Written problem:
Can you repeat the listing word for word, starting with its first line and continuing through the line with "svg-text:C4: C4 xyxy=(501,129,533,166)", both included?

━━ Exercise data

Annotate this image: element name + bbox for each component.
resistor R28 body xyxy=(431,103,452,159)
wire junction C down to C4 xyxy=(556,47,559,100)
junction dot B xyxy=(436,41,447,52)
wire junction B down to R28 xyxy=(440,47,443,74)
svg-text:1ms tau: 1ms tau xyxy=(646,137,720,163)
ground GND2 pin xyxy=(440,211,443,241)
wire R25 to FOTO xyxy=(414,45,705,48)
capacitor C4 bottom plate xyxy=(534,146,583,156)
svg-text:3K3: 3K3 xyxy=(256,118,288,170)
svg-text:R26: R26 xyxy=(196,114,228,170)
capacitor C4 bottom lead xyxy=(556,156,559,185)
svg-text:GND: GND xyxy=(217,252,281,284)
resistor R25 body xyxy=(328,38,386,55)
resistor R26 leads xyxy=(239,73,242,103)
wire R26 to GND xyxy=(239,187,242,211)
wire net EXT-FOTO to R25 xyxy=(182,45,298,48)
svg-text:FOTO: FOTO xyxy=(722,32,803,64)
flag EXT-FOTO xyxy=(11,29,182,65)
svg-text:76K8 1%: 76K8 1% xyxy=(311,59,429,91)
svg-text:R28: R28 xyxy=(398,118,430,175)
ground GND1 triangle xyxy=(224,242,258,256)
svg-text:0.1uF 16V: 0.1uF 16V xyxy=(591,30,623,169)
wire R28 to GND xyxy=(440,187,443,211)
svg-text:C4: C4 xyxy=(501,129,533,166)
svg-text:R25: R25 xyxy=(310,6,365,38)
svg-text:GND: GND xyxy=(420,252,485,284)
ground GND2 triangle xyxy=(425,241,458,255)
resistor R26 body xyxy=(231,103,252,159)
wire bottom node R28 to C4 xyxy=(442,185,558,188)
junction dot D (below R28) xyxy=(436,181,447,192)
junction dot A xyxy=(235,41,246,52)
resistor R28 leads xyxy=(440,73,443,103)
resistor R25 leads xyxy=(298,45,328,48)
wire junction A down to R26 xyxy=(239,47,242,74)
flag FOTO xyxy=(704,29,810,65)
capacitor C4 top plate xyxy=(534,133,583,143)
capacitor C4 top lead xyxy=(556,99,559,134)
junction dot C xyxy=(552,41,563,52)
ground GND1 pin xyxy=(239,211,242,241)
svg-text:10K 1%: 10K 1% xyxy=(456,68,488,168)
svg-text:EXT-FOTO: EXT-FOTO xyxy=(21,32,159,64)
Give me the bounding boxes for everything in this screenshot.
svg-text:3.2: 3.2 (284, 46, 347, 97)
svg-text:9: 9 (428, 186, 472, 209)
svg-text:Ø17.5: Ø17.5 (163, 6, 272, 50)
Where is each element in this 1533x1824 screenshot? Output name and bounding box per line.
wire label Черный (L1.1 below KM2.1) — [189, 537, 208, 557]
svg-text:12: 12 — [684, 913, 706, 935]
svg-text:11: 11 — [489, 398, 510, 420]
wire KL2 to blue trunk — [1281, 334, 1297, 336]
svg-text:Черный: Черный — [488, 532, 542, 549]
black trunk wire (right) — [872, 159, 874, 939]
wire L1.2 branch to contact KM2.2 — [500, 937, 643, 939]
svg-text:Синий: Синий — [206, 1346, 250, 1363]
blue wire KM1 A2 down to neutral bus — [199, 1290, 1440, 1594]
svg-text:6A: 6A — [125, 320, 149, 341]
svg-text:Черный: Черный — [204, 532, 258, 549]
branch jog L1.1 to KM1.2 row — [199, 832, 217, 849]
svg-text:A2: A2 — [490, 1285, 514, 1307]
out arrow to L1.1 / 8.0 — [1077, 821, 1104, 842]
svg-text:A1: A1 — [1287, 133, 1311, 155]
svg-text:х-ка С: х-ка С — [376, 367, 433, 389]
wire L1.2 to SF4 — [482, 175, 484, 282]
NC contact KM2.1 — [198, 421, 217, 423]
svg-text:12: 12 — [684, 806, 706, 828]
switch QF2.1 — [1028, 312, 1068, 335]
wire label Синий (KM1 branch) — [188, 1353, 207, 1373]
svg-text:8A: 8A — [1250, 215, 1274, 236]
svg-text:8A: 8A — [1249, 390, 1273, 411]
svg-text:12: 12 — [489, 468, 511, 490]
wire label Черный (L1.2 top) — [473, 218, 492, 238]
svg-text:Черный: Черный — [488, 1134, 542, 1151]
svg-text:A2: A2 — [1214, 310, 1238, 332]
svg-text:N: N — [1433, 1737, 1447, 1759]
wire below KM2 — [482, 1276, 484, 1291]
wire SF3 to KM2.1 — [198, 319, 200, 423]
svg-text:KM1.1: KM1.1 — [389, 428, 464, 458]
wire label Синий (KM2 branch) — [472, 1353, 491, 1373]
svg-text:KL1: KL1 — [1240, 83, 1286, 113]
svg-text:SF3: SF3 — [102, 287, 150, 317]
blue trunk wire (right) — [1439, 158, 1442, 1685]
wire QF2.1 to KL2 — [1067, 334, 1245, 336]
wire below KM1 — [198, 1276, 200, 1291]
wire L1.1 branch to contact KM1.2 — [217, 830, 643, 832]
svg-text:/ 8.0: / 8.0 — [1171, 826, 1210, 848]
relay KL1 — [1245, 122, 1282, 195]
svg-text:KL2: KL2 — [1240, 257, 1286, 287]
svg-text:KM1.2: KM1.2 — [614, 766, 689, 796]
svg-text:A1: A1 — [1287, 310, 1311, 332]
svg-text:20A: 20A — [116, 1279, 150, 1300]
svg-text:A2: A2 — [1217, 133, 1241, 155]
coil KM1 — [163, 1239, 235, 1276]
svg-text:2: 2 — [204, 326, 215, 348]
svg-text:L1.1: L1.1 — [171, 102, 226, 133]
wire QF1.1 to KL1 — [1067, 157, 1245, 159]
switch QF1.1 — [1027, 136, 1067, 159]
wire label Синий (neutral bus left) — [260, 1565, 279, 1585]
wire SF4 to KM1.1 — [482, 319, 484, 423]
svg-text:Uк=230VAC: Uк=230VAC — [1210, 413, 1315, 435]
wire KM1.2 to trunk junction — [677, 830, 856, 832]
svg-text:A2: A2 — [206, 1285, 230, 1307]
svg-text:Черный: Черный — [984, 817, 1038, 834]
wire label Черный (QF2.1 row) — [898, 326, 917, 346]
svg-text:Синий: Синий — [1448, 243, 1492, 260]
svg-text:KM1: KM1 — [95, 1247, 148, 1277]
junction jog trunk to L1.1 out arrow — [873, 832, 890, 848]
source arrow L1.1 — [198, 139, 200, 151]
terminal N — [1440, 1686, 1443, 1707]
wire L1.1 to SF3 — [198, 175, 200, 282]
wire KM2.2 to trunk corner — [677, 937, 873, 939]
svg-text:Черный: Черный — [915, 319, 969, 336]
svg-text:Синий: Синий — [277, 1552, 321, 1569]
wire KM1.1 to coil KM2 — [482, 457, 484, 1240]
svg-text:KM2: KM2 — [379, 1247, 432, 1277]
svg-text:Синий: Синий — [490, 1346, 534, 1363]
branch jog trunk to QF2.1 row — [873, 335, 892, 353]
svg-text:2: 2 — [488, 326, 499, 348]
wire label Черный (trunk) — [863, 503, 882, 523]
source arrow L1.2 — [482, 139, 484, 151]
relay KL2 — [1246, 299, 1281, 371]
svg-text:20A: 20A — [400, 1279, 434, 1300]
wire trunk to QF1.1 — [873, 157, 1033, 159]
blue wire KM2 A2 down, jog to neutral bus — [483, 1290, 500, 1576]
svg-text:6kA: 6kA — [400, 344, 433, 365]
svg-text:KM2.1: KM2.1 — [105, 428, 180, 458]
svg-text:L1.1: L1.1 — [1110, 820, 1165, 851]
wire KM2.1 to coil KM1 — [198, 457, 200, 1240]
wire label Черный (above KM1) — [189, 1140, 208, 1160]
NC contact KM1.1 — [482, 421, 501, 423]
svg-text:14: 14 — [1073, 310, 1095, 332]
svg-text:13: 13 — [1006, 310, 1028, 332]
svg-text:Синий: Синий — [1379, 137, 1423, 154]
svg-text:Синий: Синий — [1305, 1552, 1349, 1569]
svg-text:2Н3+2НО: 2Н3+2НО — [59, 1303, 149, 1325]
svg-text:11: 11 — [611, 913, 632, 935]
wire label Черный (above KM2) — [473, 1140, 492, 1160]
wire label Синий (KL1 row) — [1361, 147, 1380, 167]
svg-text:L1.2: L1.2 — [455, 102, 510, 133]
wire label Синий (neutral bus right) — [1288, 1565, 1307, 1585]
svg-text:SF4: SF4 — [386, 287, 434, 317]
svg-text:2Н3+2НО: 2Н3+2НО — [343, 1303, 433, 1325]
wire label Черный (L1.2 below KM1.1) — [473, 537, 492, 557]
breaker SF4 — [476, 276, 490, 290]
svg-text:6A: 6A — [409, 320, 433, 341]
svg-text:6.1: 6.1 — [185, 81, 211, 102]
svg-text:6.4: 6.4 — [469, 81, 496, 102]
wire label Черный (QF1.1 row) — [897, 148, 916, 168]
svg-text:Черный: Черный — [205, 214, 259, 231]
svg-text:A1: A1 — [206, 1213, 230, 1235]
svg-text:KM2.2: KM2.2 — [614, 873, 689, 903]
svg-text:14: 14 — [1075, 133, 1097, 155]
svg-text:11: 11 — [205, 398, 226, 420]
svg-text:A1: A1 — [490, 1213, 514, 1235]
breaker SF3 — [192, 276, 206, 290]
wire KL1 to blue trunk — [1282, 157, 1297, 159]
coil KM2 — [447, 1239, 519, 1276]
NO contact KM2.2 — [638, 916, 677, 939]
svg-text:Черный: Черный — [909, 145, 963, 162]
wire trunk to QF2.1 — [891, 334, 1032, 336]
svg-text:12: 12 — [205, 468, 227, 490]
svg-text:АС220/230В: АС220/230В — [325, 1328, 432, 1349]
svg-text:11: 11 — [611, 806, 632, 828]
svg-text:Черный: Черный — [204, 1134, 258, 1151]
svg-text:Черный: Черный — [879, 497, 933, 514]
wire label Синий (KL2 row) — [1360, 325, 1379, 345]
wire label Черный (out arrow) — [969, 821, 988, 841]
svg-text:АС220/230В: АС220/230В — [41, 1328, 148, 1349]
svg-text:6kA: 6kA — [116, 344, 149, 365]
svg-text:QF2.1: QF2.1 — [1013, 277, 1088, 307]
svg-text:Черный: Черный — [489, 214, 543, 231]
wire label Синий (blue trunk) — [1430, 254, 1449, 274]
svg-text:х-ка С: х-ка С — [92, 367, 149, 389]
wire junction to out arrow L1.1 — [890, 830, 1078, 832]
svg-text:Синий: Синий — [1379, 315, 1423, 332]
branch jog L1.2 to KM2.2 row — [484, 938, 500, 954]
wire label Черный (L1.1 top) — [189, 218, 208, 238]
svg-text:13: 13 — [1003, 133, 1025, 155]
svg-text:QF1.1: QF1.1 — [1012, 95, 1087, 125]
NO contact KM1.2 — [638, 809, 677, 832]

━━━━

Final result:
Annotate this image: element name + bbox for each component.
resistor R28 body xyxy=(431,103,452,159)
wire junction C down to C4 xyxy=(556,47,559,100)
junction dot B xyxy=(436,41,447,52)
wire junction B down to R28 xyxy=(440,47,443,74)
svg-text:1ms tau: 1ms tau xyxy=(646,137,720,163)
ground GND2 pin xyxy=(440,211,443,241)
wire R25 to FOTO xyxy=(414,45,705,48)
capacitor C4 bottom plate xyxy=(534,146,583,156)
svg-text:3K3: 3K3 xyxy=(256,118,288,170)
svg-text:R26: R26 xyxy=(196,114,228,170)
capacitor C4 bottom lead xyxy=(556,156,559,185)
svg-text:GND: GND xyxy=(217,252,281,284)
resistor R25 body xyxy=(328,38,386,55)
resistor R26 leads xyxy=(239,73,242,103)
wire R26 to GND xyxy=(239,187,242,211)
wire net EXT-FOTO to R25 xyxy=(182,45,298,48)
svg-text:FOTO: FOTO xyxy=(722,32,803,64)
flag EXT-FOTO xyxy=(11,29,182,65)
svg-text:76K8 1%: 76K8 1% xyxy=(311,59,429,91)
svg-text:R28: R28 xyxy=(398,118,430,175)
ground GND1 triangle xyxy=(224,242,258,256)
svg-text:0.1uF 16V: 0.1uF 16V xyxy=(591,30,623,169)
wire R28 to GND xyxy=(440,187,443,211)
svg-text:C4: C4 xyxy=(501,129,533,166)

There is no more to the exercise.